Short task: Go through the records line by line and work out how many lines hold the word "onze". Answer with the number only.

Records for this exercise:

§ §

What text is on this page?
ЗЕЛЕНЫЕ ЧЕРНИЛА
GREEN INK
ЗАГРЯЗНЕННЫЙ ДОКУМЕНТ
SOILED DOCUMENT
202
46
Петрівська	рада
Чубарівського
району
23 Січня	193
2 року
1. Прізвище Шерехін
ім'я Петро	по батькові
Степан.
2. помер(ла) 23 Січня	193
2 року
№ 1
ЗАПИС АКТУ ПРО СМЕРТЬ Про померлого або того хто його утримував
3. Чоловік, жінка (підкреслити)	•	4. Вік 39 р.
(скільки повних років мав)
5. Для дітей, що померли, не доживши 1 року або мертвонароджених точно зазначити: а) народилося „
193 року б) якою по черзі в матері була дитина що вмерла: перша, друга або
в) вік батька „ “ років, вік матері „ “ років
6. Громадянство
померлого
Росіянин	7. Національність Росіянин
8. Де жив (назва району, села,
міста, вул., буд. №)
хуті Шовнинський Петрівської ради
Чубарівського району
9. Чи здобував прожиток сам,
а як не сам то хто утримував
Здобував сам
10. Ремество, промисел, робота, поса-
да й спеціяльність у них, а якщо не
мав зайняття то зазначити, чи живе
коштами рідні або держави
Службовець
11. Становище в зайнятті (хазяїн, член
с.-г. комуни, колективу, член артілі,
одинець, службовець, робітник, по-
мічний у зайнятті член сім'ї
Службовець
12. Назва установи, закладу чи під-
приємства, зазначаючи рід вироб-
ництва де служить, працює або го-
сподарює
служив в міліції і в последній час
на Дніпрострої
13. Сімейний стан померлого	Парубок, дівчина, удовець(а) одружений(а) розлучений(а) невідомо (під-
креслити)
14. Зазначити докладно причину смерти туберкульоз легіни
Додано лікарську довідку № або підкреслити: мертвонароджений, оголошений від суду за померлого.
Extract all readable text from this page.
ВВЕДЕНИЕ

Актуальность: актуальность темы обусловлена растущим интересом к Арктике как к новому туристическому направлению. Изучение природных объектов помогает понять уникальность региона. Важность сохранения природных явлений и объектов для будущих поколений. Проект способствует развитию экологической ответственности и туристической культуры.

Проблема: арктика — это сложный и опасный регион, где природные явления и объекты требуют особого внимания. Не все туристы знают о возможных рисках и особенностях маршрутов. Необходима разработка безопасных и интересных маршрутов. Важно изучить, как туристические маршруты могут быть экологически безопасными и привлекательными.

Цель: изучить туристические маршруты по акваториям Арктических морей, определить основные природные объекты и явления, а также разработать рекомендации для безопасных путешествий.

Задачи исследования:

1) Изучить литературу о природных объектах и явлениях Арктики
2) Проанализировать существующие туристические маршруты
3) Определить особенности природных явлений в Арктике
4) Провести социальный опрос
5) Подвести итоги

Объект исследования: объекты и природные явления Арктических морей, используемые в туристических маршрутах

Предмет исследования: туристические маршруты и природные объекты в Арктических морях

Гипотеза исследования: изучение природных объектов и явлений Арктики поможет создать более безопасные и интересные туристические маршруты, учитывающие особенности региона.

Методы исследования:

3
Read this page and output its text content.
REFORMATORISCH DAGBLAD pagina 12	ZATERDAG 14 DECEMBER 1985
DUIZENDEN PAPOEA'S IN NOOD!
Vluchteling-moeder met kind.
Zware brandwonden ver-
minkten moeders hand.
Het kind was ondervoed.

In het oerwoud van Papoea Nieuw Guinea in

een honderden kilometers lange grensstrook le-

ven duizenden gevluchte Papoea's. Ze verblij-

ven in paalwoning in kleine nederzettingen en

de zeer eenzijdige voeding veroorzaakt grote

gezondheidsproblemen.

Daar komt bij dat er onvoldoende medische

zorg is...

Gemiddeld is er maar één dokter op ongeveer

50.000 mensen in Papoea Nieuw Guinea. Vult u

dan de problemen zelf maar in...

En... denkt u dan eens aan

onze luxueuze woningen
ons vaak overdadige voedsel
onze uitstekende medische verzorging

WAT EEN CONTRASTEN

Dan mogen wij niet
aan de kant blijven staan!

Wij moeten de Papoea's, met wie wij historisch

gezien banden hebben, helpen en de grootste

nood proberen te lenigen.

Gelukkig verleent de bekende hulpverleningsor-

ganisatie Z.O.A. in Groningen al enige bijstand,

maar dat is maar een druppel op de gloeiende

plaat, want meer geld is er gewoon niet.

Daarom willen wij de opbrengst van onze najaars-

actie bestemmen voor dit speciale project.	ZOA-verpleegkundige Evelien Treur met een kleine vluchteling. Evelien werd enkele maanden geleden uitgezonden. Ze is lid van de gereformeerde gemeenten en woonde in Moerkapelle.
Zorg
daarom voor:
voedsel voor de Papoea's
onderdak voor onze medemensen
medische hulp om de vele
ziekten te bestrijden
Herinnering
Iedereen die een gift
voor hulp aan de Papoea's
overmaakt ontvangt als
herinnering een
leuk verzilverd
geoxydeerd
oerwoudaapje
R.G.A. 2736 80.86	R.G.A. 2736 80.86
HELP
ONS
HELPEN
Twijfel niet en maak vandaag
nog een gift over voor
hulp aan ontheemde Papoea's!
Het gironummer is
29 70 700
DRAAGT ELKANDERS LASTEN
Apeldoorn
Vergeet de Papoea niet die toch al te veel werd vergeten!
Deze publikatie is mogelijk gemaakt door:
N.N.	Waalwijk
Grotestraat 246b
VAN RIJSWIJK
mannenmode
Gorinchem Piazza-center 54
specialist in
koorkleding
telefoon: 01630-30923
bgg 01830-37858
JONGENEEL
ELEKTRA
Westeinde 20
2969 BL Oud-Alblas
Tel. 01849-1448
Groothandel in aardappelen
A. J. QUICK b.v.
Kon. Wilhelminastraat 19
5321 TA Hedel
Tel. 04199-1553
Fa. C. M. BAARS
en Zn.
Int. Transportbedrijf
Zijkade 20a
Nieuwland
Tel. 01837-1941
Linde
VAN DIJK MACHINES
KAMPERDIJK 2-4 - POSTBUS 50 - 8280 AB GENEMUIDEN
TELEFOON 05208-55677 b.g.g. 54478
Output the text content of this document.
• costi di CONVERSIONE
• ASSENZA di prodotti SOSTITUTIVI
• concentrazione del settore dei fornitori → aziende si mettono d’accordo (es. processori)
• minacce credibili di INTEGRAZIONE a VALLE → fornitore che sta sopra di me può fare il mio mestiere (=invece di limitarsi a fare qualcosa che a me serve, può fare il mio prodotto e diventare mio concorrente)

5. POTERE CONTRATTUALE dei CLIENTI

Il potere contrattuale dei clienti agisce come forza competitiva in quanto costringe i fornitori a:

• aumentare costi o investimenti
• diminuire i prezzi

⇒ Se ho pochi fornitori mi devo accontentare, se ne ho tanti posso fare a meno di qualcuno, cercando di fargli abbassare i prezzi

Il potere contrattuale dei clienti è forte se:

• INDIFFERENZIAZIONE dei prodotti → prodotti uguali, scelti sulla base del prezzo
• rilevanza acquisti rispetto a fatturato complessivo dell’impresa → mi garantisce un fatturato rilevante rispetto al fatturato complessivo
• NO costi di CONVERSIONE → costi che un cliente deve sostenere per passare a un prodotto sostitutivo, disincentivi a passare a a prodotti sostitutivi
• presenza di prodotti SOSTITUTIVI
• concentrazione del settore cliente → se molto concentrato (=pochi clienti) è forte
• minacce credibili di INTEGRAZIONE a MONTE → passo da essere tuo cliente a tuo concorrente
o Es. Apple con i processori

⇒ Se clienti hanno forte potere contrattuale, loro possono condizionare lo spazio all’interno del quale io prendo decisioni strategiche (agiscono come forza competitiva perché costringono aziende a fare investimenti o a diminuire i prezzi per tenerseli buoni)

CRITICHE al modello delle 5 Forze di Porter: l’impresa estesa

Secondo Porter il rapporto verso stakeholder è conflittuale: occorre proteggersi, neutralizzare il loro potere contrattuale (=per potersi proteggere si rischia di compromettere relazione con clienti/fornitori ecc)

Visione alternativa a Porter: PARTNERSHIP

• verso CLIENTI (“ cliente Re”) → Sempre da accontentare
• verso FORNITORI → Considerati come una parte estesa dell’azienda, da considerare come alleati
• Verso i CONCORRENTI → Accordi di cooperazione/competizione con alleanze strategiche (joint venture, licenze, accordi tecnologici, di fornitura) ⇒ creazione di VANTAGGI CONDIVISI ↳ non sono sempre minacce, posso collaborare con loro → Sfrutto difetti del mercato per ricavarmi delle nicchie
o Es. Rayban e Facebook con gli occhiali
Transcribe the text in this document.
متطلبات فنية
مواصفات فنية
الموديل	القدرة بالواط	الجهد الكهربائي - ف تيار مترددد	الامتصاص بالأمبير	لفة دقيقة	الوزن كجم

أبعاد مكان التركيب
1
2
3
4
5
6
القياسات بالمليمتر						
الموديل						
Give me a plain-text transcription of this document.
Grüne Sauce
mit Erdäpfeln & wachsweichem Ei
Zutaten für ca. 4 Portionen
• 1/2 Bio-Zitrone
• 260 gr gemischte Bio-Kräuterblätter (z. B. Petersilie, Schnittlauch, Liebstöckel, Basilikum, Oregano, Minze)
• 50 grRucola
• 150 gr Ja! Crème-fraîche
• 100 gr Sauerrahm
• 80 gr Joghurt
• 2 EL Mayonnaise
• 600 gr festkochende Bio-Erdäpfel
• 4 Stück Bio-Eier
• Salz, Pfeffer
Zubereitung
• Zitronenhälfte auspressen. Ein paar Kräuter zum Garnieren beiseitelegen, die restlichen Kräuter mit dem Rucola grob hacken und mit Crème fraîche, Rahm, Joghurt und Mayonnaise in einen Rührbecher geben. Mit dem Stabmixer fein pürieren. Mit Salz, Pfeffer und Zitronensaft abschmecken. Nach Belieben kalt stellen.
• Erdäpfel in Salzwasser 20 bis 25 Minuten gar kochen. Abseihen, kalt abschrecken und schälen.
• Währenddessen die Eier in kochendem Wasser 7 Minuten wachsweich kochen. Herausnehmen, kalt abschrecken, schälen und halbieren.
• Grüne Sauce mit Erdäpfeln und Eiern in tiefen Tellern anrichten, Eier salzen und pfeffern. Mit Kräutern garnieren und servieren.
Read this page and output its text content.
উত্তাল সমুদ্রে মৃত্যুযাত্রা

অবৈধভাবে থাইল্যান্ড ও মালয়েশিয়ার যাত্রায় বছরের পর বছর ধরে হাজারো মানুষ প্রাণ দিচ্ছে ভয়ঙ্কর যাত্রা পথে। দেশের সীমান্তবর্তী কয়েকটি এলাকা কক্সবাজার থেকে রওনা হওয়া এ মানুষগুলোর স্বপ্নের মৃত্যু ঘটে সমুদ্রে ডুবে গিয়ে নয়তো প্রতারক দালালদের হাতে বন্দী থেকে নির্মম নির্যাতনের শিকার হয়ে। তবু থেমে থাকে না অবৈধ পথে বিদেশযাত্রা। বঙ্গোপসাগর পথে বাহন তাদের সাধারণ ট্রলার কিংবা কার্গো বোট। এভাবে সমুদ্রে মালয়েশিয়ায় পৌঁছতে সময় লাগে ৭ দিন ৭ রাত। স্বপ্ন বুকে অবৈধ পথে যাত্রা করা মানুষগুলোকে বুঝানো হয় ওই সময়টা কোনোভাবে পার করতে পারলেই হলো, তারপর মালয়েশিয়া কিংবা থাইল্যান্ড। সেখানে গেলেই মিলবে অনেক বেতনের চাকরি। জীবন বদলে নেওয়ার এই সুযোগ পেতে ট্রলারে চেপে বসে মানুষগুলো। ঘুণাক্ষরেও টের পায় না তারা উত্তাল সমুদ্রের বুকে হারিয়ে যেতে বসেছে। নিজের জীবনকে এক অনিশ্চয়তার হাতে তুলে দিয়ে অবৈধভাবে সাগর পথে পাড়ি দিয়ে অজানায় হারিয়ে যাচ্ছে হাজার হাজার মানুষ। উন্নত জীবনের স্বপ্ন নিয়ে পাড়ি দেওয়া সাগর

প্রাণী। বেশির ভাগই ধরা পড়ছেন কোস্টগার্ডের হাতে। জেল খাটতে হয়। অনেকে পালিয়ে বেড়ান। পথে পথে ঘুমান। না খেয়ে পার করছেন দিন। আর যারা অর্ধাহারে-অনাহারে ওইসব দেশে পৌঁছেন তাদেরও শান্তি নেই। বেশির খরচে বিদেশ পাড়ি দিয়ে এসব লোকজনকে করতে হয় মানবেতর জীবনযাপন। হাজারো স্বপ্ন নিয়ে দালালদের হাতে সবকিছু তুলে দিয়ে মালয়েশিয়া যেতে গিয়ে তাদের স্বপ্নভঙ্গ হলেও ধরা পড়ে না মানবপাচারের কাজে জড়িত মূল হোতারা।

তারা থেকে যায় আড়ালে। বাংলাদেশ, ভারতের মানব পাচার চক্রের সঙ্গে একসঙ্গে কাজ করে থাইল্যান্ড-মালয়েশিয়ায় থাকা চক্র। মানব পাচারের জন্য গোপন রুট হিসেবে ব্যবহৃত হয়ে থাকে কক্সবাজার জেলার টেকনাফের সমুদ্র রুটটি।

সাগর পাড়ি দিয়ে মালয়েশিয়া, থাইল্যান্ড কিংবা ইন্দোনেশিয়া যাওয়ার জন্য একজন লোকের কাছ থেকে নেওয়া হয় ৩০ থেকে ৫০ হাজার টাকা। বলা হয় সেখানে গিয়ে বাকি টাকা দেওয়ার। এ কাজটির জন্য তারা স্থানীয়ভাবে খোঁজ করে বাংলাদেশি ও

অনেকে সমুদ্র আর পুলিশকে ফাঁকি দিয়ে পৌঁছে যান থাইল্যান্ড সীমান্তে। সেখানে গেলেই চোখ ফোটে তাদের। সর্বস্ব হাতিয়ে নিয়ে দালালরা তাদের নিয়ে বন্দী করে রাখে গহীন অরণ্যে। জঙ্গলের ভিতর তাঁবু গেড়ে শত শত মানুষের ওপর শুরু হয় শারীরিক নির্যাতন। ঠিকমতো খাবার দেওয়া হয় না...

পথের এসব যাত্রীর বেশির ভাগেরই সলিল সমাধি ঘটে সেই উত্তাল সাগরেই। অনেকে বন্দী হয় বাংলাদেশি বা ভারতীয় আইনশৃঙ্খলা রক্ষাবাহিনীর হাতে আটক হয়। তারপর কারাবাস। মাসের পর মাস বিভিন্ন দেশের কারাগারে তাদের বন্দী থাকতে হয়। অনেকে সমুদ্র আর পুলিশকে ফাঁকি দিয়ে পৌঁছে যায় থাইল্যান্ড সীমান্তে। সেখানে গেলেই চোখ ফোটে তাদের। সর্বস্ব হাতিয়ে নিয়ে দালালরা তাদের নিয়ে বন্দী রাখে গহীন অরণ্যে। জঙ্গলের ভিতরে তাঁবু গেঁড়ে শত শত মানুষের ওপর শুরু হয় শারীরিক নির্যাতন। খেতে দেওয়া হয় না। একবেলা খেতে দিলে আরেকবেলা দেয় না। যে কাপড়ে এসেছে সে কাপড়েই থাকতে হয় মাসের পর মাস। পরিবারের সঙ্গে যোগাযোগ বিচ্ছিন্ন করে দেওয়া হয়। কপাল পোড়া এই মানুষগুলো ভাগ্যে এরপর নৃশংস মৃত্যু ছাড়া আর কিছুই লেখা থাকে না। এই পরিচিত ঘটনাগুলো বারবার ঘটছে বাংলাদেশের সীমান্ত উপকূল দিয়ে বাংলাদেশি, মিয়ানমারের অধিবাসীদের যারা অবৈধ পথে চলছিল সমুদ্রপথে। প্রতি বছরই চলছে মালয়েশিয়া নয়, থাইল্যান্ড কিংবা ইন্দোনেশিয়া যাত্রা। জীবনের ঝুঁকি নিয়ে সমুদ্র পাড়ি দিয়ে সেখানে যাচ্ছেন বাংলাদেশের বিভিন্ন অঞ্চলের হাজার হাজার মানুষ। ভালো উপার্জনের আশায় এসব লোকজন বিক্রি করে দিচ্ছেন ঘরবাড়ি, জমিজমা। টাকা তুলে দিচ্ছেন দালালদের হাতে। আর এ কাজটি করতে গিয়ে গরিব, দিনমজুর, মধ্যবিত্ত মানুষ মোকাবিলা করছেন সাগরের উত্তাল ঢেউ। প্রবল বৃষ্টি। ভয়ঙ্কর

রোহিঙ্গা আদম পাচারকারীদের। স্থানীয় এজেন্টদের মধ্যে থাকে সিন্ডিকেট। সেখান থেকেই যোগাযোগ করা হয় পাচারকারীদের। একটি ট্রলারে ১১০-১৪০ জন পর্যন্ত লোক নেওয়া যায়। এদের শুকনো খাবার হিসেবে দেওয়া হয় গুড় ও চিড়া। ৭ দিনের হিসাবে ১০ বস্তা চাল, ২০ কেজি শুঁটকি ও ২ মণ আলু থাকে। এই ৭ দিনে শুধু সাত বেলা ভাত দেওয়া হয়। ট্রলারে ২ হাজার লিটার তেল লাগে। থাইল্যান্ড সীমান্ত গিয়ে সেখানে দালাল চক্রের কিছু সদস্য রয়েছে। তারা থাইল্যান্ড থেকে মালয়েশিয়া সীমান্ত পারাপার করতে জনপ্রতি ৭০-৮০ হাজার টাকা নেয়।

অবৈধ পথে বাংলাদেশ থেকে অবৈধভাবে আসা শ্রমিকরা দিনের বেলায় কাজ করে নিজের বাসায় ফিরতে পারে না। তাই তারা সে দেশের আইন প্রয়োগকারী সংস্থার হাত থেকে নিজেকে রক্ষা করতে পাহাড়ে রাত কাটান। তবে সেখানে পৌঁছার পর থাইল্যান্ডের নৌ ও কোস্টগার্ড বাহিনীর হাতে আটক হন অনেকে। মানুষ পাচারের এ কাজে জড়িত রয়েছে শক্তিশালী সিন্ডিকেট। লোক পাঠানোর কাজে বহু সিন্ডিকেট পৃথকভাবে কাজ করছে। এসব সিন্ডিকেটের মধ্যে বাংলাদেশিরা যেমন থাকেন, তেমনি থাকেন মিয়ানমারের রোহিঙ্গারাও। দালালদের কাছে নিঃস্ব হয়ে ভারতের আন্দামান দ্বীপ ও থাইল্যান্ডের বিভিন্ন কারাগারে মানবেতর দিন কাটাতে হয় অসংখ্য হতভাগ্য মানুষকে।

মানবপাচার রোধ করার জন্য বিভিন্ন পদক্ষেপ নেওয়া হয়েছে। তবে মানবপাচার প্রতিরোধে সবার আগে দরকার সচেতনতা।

§ §

Problem solution: 4